:: GOAL ::
How many lines in this material include the string "масло"? Answer with the number and nothing further.

:: STORED ROWS ::
- - - - -

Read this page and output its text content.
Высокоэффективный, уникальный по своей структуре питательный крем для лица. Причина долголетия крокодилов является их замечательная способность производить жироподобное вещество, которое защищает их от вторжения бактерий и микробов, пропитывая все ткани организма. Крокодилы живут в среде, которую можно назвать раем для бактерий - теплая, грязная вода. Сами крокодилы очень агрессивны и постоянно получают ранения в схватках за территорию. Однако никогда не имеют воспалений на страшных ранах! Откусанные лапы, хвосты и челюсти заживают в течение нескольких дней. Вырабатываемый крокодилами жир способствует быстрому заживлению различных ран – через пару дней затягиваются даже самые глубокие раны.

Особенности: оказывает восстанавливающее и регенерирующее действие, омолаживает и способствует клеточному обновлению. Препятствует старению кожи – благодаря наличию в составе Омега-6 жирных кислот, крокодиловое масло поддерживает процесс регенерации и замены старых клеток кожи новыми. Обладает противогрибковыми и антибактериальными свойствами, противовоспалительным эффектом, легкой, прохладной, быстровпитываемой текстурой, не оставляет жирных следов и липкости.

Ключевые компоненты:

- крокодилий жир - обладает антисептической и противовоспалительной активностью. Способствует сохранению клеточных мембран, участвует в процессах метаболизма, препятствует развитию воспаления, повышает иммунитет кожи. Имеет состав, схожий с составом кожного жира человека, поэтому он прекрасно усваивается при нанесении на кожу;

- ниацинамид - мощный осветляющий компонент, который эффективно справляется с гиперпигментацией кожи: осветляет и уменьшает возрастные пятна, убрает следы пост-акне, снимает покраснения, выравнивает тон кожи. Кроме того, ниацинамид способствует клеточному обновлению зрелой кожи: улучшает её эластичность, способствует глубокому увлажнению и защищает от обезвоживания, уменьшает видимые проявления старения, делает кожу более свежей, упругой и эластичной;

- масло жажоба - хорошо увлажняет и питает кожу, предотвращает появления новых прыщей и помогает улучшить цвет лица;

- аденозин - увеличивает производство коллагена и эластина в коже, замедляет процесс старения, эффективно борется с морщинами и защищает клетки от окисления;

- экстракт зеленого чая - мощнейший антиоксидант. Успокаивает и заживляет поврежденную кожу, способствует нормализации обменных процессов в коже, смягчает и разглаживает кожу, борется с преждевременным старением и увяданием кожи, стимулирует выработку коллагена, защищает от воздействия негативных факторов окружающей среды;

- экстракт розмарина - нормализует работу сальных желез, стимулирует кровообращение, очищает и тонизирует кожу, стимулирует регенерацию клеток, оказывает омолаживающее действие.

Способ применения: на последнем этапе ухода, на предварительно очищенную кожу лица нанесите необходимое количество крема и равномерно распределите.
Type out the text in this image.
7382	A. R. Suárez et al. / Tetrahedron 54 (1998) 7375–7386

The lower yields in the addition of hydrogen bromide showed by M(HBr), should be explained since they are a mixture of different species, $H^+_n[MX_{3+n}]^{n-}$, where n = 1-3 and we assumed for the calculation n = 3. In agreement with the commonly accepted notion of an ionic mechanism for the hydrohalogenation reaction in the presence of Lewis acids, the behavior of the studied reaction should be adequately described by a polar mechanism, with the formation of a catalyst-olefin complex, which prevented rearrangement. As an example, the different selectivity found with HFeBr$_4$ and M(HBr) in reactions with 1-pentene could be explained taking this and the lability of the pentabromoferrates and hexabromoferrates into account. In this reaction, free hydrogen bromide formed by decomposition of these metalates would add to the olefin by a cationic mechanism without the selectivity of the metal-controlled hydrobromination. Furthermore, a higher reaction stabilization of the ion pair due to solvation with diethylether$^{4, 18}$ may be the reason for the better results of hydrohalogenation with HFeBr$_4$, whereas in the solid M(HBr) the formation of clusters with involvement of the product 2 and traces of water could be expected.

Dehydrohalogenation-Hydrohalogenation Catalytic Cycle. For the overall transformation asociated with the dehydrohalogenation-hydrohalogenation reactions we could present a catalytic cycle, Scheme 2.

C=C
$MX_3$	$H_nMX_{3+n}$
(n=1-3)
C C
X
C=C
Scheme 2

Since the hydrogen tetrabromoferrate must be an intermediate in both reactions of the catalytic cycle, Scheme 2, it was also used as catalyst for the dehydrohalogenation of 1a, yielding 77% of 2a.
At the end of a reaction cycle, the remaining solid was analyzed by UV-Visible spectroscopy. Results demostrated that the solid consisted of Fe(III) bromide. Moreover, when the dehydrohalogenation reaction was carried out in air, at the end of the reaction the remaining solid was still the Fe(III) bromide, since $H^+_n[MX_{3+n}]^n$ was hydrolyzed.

- - - - -

:: ANSWER TO THIS TASK ::
2